= Aim =
Give the number of lines in the data that hold the string "JSON". Nothing else is needed.

[start Dataset content]

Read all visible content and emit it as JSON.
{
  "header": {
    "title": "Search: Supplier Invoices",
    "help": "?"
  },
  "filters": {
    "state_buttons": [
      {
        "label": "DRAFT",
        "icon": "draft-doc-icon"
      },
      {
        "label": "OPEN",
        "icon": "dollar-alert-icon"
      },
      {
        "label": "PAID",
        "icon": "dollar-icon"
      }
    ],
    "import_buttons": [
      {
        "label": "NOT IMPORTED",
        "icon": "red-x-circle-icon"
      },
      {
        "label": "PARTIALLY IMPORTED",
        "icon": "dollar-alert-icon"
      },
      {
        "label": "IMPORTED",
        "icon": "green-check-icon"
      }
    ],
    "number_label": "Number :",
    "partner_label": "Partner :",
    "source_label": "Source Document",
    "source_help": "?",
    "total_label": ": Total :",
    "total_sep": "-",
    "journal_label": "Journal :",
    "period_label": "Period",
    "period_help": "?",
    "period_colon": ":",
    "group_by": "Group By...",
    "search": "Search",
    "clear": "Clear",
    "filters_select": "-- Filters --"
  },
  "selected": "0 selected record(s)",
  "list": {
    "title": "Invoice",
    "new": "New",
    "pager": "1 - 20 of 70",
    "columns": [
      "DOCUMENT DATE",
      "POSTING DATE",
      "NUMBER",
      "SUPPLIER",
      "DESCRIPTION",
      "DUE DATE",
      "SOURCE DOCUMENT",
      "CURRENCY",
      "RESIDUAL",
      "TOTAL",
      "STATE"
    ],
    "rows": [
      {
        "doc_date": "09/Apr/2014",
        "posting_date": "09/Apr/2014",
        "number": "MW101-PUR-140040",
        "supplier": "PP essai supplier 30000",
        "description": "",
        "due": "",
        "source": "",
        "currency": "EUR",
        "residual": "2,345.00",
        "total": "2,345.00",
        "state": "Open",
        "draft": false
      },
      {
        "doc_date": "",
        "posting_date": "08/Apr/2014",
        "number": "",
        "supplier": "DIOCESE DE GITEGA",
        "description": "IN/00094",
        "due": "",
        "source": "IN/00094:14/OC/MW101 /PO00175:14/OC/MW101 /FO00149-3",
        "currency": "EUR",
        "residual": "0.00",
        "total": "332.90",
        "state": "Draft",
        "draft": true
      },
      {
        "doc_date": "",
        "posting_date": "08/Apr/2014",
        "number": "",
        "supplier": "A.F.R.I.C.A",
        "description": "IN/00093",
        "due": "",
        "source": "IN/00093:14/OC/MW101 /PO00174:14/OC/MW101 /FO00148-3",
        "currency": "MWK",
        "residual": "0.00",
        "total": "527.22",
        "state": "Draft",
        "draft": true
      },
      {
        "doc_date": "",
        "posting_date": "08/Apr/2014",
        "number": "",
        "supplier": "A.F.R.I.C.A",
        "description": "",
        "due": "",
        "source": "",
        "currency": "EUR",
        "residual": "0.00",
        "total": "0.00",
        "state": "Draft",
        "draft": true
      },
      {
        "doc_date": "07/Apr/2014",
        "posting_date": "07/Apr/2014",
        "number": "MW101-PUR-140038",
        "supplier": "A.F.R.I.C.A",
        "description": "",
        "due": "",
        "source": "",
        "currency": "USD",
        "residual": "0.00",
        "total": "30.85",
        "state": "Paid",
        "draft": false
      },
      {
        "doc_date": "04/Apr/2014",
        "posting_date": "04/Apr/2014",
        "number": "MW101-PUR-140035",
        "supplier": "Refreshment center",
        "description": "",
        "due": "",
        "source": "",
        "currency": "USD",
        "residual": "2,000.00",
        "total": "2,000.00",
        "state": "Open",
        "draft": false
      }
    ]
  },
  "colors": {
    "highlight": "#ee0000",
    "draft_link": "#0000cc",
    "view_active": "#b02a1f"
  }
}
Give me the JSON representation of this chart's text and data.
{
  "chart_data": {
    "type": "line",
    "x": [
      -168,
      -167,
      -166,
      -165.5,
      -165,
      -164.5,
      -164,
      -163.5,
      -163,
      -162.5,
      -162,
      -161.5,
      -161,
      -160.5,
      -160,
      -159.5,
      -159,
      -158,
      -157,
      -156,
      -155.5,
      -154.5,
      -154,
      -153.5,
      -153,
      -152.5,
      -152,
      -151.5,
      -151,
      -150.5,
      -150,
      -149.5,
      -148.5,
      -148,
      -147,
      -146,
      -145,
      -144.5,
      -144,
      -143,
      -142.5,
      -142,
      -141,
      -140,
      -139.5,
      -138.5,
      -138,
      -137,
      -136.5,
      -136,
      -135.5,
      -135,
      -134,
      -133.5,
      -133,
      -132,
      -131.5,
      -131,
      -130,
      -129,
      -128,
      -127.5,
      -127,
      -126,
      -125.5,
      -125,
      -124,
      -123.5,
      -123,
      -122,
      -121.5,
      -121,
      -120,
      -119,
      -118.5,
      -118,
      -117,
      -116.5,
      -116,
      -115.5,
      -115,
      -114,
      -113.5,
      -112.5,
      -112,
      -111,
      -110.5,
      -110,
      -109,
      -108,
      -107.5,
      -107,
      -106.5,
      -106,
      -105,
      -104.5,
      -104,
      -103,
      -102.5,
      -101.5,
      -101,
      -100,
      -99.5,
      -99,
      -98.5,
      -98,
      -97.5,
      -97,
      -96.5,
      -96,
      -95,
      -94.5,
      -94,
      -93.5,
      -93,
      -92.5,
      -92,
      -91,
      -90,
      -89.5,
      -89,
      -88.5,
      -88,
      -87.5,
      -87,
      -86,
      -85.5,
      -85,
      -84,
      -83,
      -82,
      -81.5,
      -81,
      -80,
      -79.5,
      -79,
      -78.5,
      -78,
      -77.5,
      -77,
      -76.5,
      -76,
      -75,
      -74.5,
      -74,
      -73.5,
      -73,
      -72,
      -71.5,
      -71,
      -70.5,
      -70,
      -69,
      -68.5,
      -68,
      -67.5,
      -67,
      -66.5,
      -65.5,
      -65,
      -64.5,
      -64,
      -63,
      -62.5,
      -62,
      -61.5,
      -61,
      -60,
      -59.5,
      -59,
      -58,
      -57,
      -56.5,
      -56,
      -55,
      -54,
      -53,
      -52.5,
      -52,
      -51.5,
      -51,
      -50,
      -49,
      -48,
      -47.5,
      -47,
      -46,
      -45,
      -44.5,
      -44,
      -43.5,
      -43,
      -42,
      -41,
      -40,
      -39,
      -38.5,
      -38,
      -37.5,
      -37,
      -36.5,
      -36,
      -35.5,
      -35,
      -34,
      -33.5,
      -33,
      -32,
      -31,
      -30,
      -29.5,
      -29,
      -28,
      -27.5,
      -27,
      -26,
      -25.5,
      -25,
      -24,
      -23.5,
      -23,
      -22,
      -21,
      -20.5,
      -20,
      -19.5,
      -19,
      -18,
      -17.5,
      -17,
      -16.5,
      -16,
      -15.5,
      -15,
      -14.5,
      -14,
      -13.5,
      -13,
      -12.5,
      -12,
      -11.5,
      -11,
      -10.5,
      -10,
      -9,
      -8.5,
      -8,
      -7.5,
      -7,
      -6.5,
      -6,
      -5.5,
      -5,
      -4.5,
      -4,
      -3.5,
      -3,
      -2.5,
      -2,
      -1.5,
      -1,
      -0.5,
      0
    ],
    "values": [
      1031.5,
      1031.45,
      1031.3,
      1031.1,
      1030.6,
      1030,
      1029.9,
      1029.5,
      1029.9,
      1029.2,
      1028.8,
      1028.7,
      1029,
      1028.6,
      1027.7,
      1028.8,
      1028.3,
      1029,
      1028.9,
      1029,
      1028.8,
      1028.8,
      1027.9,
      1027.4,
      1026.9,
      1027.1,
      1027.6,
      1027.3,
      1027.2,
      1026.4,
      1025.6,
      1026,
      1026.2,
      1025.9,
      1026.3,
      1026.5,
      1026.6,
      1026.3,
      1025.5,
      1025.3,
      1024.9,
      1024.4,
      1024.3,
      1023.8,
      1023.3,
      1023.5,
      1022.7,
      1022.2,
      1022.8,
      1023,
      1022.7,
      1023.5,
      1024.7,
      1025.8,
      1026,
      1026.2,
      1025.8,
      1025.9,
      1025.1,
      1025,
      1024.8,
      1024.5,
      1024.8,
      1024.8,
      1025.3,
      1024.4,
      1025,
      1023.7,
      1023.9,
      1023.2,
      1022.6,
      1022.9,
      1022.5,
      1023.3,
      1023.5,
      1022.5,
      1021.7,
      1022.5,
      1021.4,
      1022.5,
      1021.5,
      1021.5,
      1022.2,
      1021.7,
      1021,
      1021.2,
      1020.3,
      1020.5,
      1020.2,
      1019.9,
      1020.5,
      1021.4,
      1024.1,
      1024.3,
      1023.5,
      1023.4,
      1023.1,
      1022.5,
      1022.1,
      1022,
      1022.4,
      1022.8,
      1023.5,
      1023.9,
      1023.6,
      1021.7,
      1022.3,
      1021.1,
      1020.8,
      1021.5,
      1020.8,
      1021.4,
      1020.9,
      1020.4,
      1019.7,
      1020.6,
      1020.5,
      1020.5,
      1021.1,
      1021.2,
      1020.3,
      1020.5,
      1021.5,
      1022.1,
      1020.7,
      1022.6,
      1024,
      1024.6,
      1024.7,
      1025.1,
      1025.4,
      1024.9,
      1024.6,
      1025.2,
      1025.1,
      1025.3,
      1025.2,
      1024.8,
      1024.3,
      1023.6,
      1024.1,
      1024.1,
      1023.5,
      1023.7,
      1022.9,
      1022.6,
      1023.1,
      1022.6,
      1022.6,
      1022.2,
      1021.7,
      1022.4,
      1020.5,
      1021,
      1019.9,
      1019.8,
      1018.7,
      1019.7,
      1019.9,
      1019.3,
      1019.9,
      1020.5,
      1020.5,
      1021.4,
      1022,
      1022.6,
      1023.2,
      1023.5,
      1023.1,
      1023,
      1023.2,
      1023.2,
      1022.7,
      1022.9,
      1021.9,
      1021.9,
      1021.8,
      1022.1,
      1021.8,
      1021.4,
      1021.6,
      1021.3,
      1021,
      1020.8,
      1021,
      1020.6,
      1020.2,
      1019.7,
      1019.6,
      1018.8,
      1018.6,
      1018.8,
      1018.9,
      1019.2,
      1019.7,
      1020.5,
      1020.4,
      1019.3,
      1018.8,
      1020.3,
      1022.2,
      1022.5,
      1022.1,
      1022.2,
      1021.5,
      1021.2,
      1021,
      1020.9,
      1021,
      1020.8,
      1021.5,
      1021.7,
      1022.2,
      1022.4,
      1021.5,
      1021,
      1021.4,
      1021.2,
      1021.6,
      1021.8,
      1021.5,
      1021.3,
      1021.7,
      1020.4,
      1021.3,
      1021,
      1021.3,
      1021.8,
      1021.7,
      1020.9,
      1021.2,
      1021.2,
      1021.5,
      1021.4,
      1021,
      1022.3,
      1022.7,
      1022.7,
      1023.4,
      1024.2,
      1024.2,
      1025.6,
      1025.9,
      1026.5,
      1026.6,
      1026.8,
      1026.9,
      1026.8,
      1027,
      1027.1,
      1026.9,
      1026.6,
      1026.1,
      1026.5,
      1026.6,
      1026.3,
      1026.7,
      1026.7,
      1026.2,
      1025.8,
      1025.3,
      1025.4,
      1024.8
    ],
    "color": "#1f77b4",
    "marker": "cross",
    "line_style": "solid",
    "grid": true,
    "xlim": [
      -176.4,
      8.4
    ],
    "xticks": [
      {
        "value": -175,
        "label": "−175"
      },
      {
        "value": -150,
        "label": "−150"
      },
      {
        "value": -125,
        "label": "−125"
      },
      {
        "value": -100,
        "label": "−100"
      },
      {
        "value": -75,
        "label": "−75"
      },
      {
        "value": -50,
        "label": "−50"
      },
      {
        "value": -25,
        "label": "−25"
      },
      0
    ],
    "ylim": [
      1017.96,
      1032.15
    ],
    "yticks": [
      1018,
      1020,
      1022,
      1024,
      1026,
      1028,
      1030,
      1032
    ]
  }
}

[end Dataset content]

= Problem solution =
2